#### [Work to do]
Each line in the entries below that holds the string "JSON" is to be listed.

#### [Supplied data]
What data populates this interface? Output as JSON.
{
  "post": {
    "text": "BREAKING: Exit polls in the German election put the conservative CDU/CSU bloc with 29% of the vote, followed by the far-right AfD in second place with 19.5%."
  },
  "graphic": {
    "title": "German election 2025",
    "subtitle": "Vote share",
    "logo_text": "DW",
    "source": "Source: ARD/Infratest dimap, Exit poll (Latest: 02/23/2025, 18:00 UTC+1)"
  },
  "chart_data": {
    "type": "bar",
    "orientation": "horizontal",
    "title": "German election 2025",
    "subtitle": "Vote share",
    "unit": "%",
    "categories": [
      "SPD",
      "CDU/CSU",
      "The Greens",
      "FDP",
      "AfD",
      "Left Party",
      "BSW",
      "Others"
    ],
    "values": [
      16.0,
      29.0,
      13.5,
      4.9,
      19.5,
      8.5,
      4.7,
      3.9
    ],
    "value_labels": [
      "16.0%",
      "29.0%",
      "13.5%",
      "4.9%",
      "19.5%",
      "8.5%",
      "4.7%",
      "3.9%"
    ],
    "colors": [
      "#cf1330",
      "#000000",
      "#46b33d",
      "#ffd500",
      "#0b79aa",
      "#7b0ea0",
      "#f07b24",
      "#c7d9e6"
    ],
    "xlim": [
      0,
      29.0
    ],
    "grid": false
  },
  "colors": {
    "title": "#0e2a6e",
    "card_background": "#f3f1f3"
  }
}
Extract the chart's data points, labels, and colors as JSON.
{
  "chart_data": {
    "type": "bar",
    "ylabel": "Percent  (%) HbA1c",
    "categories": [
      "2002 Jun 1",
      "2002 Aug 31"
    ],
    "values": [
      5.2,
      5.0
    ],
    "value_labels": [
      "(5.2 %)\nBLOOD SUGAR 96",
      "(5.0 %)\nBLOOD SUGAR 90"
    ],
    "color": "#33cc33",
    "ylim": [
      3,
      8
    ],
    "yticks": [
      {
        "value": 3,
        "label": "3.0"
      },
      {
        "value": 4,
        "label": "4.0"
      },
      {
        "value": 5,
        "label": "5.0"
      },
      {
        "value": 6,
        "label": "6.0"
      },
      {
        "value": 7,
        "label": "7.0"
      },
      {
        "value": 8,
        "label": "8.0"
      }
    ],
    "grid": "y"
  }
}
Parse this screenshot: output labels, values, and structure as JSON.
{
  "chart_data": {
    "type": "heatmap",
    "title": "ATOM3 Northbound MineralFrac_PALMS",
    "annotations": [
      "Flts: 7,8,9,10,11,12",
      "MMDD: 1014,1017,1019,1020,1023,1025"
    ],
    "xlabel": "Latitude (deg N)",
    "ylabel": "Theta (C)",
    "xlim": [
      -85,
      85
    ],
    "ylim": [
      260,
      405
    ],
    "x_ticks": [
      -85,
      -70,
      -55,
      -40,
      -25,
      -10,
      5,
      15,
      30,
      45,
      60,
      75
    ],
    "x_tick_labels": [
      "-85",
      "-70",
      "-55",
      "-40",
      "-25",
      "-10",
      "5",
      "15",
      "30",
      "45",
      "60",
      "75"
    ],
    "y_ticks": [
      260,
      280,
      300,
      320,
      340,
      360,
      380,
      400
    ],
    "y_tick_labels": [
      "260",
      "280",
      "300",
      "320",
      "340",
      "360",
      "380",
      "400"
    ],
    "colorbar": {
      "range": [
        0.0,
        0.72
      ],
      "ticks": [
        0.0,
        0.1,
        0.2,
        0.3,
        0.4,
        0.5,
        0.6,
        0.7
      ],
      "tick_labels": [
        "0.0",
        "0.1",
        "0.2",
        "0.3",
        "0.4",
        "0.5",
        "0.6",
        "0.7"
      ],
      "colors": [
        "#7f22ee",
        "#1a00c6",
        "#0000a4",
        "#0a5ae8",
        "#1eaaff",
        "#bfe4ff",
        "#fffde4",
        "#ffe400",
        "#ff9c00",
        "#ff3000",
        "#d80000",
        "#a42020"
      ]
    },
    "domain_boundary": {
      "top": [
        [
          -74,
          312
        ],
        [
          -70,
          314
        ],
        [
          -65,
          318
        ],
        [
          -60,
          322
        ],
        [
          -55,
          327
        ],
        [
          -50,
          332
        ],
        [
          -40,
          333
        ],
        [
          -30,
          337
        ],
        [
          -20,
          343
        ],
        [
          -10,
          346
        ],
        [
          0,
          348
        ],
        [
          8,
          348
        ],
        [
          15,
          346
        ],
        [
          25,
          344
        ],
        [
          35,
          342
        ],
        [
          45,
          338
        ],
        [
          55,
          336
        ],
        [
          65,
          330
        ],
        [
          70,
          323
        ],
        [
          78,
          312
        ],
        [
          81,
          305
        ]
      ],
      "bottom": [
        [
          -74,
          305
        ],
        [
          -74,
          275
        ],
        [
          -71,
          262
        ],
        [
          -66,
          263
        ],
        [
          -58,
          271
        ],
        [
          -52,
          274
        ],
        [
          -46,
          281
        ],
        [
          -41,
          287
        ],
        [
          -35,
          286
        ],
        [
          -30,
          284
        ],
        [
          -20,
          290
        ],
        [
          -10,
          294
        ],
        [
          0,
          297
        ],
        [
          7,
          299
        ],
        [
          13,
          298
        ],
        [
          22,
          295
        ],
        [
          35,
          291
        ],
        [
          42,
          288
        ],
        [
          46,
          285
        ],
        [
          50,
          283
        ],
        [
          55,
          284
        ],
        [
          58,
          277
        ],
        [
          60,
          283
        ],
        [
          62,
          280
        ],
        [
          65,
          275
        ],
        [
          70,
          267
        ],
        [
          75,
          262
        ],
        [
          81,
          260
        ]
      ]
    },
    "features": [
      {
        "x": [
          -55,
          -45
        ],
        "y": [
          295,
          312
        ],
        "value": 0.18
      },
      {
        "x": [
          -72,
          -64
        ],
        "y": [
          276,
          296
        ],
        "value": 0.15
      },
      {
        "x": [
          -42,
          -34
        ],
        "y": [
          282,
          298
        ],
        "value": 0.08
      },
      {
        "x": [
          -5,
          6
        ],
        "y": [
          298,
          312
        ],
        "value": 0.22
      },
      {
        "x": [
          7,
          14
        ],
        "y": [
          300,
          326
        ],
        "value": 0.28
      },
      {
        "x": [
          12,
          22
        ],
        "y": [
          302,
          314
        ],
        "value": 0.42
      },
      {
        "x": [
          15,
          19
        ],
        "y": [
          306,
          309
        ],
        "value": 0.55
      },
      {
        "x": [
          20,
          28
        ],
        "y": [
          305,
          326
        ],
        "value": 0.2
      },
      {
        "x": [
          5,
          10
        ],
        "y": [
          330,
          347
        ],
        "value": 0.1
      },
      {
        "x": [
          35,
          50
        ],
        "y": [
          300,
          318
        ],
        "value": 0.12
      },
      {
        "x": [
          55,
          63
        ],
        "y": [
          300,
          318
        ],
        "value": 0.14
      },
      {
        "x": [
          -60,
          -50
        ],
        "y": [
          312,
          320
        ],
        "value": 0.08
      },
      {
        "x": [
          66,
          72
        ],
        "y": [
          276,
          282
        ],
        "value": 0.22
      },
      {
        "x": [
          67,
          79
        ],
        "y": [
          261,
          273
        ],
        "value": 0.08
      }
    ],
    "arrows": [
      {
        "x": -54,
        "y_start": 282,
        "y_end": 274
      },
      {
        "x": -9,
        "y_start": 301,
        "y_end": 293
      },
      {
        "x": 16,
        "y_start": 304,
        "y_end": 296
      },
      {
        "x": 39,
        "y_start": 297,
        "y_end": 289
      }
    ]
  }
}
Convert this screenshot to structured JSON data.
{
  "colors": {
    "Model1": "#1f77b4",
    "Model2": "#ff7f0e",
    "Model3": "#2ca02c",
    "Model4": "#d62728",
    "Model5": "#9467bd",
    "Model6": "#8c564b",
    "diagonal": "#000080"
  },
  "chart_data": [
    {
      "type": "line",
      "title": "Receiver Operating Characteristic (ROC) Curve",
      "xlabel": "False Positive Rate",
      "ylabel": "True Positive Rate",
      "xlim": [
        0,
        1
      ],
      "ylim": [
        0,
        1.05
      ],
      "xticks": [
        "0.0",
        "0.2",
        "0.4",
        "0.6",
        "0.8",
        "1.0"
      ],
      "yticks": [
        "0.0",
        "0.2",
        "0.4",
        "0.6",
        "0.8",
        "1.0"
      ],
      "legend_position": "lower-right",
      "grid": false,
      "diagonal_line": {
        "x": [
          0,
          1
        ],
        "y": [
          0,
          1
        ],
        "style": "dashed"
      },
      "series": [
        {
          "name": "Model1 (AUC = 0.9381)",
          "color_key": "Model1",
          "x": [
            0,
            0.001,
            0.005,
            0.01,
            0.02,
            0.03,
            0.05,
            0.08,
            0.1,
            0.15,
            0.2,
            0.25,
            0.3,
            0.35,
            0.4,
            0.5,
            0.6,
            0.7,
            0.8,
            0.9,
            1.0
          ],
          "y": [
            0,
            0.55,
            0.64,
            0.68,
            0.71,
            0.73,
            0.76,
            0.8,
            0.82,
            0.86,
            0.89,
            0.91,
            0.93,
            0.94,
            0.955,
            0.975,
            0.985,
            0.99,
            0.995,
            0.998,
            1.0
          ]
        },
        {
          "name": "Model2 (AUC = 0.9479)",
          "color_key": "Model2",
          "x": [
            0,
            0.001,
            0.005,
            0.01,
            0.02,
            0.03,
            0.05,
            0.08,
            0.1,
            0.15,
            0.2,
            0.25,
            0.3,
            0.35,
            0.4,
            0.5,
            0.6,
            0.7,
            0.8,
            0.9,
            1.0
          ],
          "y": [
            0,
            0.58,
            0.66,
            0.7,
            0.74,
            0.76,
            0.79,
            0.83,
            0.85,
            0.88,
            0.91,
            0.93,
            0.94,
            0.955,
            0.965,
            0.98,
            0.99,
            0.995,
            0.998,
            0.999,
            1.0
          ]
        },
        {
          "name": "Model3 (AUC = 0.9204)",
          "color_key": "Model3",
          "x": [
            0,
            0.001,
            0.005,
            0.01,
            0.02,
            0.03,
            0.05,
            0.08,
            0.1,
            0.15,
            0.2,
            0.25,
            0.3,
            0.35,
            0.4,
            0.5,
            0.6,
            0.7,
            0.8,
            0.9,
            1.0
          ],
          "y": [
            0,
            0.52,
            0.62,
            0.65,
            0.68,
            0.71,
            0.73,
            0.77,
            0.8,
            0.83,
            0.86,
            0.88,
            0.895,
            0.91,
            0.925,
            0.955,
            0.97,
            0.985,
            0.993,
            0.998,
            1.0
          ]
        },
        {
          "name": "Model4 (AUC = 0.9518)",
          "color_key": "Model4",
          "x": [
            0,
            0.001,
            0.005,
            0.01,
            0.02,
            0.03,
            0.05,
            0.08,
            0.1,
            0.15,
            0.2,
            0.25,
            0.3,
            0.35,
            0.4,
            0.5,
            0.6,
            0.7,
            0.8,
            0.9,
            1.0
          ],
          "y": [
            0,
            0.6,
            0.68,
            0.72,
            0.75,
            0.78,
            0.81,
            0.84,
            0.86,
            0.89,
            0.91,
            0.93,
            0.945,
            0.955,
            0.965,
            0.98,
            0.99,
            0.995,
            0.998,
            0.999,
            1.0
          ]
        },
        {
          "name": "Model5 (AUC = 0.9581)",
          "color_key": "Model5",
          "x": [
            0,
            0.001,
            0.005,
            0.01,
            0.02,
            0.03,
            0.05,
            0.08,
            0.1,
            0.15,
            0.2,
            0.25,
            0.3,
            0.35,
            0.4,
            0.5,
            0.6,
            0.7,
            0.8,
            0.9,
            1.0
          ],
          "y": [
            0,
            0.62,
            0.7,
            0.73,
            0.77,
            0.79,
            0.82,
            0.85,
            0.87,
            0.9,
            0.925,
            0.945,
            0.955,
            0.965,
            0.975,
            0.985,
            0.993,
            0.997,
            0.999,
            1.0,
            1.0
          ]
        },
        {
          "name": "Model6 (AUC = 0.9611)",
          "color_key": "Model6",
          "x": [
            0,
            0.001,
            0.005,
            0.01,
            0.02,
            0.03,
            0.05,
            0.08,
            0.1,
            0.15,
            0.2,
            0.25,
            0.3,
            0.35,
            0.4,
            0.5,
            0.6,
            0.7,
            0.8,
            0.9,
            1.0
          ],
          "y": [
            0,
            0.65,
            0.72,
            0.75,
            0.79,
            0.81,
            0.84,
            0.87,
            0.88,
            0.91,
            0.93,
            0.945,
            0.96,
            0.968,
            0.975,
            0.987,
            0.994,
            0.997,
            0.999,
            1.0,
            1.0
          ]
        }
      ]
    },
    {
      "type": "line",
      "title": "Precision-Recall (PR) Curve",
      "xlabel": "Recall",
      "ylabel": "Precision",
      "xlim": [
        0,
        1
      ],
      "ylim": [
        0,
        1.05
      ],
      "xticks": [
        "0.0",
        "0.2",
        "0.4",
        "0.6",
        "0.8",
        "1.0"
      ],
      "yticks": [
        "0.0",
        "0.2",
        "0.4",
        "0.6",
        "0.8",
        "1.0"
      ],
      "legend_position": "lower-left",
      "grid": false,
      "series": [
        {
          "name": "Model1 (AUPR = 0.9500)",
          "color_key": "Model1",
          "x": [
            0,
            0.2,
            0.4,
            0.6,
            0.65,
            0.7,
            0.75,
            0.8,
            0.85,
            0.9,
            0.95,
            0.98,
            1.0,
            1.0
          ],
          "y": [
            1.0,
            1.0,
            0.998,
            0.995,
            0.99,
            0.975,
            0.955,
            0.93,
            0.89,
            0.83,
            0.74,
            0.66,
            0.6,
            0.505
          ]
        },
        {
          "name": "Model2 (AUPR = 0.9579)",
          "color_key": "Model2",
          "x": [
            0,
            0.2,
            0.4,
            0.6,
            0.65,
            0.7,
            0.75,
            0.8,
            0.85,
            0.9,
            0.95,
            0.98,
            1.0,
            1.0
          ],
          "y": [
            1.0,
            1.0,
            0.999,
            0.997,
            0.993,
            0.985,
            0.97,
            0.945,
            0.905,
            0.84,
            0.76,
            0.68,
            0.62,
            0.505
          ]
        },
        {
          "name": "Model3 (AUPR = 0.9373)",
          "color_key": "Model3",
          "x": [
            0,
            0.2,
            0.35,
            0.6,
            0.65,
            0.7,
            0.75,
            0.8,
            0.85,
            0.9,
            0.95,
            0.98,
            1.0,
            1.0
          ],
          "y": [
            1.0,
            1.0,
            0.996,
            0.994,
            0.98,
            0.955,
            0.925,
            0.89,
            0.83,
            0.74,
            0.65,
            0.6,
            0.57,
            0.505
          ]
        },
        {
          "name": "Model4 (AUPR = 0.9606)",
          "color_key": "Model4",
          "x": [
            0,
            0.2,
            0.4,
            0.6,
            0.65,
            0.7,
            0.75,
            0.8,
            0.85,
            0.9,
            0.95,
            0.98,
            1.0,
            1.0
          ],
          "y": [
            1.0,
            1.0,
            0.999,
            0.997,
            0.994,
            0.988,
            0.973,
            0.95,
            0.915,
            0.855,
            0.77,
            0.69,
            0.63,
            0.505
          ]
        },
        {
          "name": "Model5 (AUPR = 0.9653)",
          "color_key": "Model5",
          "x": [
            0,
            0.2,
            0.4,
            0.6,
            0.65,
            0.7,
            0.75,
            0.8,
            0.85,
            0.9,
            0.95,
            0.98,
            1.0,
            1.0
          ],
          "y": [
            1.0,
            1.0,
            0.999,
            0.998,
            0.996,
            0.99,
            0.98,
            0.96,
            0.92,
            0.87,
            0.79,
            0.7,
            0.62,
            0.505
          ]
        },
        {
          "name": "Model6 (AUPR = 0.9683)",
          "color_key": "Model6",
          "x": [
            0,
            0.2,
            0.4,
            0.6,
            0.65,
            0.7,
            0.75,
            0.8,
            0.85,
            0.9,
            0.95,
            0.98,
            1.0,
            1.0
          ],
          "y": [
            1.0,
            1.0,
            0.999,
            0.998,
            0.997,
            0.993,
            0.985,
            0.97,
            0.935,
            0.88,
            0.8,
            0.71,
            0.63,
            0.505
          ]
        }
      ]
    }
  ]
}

#### [Task output]
What data populates this interface? Output as JSON.
Extract the chart's data points, labels, and colors as JSON.
Parse this screenshot: output labels, values, and structure as JSON.
Convert this screenshot to structured JSON data.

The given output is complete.